---------- PRZEDSTAWIONE DANE ----------

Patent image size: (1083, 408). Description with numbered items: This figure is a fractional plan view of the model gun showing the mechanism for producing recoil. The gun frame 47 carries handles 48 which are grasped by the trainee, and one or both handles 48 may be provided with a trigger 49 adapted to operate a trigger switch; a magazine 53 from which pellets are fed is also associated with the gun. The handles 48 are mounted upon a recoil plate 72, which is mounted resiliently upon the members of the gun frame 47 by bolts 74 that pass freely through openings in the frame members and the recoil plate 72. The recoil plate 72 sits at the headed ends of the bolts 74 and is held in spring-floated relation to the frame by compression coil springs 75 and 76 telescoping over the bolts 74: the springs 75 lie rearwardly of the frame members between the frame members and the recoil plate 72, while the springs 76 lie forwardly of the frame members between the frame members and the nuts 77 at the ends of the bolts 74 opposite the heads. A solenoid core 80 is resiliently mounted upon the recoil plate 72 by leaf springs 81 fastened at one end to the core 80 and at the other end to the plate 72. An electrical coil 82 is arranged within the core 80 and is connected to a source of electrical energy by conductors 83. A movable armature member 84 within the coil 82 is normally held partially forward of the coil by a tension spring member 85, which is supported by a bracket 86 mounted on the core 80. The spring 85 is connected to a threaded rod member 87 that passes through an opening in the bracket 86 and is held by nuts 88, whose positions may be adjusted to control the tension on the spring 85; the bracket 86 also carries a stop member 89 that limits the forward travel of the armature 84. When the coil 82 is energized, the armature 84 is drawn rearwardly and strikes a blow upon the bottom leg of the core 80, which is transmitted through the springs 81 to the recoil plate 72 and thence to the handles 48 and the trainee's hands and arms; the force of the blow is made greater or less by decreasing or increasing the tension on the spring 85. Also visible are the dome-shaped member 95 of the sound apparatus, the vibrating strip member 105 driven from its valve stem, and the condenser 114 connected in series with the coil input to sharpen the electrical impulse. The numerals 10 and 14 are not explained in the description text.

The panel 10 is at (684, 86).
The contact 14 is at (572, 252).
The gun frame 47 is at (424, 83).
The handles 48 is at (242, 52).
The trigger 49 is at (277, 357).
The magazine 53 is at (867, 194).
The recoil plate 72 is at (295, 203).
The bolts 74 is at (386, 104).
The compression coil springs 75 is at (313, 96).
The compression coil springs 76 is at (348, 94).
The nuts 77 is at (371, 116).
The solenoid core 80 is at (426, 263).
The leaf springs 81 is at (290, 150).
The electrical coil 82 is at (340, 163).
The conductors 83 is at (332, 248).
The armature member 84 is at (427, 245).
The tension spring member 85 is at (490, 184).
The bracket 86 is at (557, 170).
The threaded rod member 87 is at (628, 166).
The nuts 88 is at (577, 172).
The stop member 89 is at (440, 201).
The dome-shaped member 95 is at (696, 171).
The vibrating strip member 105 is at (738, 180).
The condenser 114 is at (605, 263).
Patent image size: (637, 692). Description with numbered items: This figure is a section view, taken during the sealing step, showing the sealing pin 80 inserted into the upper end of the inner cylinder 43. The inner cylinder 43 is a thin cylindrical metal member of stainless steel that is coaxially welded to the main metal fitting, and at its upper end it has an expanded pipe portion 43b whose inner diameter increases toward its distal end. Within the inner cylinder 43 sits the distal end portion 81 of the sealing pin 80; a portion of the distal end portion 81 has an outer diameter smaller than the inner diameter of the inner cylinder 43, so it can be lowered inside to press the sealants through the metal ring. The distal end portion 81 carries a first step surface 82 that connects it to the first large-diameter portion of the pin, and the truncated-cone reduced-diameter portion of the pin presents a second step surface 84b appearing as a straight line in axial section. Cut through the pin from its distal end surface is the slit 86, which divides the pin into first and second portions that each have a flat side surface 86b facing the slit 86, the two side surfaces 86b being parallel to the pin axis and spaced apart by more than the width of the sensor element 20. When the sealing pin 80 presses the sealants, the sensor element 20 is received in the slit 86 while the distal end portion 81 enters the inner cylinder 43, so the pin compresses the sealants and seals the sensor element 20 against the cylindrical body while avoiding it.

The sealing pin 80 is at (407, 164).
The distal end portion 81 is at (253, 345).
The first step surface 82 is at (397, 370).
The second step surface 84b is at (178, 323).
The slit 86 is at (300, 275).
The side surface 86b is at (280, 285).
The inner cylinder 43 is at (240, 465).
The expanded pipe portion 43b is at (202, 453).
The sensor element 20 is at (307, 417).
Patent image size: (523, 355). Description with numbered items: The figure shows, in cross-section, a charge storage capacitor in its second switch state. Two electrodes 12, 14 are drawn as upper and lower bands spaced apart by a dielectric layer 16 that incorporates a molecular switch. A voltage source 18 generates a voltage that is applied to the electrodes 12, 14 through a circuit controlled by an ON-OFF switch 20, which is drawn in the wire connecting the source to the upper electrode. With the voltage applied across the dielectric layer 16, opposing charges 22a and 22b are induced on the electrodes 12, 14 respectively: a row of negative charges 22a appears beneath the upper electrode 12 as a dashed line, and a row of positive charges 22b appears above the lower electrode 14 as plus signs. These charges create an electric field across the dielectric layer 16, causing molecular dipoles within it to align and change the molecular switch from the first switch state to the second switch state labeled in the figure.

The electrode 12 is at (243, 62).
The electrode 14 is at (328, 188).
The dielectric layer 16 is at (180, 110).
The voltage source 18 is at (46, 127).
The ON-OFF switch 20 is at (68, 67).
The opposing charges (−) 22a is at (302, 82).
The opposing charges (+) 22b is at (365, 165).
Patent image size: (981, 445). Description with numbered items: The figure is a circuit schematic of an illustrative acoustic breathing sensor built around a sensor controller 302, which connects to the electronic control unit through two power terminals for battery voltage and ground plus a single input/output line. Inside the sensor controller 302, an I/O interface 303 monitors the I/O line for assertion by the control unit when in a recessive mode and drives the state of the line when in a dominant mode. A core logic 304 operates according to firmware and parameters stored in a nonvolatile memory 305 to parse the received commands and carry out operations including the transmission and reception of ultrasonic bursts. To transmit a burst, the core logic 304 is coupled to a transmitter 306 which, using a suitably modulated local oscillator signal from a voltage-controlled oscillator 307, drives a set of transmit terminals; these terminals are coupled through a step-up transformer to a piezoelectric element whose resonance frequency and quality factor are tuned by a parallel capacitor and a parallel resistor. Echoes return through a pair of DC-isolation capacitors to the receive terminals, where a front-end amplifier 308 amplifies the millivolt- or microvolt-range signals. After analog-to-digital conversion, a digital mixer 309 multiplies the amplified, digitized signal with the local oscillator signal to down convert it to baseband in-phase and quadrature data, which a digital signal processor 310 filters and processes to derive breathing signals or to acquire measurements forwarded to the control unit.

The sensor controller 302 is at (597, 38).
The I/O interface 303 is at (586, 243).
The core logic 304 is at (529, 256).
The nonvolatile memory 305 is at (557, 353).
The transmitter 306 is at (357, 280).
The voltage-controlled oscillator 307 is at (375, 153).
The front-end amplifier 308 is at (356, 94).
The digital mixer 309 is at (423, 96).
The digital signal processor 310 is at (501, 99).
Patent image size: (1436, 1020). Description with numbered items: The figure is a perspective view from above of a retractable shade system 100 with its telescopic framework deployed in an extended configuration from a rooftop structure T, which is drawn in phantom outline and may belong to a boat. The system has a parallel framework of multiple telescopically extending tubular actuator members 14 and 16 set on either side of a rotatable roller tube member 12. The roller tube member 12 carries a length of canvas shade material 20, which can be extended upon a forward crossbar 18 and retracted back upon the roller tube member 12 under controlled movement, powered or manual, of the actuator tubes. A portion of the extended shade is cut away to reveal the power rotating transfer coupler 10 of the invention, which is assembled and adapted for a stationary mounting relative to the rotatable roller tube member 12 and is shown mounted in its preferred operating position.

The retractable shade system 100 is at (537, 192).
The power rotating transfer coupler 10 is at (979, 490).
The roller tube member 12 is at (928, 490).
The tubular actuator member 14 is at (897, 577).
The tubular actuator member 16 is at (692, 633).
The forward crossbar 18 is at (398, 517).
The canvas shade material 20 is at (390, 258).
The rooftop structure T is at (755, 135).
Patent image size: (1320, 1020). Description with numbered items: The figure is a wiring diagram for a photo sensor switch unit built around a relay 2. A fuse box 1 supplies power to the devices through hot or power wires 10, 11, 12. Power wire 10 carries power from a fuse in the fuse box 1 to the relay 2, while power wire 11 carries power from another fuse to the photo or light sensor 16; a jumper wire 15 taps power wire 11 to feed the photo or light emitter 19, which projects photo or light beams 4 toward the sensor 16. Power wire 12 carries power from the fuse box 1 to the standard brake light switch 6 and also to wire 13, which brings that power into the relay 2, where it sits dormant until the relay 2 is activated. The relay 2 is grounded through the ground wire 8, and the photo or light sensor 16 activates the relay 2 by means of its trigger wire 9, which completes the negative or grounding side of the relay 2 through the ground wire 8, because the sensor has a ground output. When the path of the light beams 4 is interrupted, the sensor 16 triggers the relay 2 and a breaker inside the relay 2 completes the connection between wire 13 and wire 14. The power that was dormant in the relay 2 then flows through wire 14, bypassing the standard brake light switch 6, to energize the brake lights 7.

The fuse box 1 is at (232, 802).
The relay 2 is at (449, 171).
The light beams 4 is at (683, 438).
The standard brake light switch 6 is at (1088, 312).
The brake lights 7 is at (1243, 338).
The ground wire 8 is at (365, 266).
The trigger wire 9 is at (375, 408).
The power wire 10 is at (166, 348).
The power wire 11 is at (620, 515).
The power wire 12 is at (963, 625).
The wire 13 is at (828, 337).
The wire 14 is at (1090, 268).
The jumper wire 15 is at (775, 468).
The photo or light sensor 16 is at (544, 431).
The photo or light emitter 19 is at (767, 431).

----------

[OPIS ZADANIA]:
Przepisz bez żadnych zmian fragment materiału od wiersza z „Patent image size: (1436, 1020).” aż do wiersza z „The rooftop structure T is at (755, 135).”, razem z tymi dwoma wierszami.

[ROZWIĄZANIE ZADANIA]:
Patent image size: (1436, 1020). Description with numbered items: The figure is a perspective view from above of a retractable shade system 100 with its telescopic framework deployed in an extended configuration from a rooftop structure T, which is drawn in phantom outline and may belong to a boat. The system has a parallel framework of multiple telescopically extending tubular actuator members 14 and 16 set on either side of a rotatable roller tube member 12. The roller tube member 12 carries a length of canvas shade material 20, which can be extended upon a forward crossbar 18 and retracted back upon the roller tube member 12 under controlled movement, powered or manual, of the actuator tubes. A portion of the extended shade is cut away to reveal the power rotating transfer coupler 10 of the invention, which is assembled and adapted for a stationary mounting relative to the rotatable roller tube member 12 and is shown mounted in its preferred operating position.

The retractable shade system 100 is at (537, 192).
The power rotating transfer coupler 10 is at (979, 490).
The roller tube member 12 is at (928, 490).
The tubular actuator member 14 is at (897, 577).
The tubular actuator member 16 is at (692, 633).
The forward crossbar 18 is at (398, 517).
The canvas shade material 20 is at (390, 258).
The rooftop structure T is at (755, 135).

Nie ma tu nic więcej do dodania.